TASK → Which lines hold the word "habil"? Copy each of them.

MATERIAL FOR THIS TASK →
— begin —

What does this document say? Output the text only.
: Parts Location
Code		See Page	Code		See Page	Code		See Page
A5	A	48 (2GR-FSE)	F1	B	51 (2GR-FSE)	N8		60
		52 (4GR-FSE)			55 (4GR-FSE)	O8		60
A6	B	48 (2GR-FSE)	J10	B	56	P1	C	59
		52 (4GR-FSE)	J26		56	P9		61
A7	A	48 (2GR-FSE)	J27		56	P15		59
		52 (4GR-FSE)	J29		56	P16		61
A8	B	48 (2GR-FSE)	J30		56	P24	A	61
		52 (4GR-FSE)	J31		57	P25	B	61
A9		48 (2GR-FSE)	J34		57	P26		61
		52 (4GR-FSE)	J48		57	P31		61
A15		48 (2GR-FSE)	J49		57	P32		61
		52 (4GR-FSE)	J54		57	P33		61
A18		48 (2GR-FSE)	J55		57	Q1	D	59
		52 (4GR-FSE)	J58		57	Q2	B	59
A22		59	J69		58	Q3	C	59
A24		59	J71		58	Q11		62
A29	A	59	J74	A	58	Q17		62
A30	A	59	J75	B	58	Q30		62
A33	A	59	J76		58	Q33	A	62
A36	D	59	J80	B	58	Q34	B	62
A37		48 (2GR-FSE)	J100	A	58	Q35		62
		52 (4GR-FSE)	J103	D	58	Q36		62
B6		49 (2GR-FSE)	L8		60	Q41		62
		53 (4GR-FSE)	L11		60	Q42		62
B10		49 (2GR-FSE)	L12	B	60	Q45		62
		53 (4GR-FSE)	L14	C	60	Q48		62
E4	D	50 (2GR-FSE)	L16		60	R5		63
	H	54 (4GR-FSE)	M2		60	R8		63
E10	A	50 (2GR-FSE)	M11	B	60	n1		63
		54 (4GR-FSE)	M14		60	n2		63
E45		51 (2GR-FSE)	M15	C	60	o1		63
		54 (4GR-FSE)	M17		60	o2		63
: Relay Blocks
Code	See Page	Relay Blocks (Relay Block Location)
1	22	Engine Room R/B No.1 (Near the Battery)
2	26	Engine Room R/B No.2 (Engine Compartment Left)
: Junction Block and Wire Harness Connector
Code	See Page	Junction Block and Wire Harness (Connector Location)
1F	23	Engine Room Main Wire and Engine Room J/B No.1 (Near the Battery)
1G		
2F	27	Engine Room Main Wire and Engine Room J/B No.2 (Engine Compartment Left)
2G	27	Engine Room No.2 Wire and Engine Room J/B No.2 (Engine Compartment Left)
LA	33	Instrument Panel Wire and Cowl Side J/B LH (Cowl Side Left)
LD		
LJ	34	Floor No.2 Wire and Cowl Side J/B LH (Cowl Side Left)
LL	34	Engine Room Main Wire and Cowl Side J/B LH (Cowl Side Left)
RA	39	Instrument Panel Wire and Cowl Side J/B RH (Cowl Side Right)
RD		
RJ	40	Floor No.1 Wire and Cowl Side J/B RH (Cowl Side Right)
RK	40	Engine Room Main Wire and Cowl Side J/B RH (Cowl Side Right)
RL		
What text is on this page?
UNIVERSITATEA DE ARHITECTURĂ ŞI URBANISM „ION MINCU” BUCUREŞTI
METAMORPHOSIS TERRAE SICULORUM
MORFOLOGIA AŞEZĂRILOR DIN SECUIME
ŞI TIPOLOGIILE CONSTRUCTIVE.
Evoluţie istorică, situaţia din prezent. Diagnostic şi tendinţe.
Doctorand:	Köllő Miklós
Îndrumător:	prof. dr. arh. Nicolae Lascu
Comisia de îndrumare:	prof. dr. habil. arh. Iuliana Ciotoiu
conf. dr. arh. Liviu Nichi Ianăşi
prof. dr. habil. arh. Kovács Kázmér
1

— end —

OUTPUT FOR THIS EXERCISE →
Comisia de îndrumare:	prof. dr. habil. arh. Iuliana Ciotoiu
prof. dr. habil. arh. Kovács Kázmér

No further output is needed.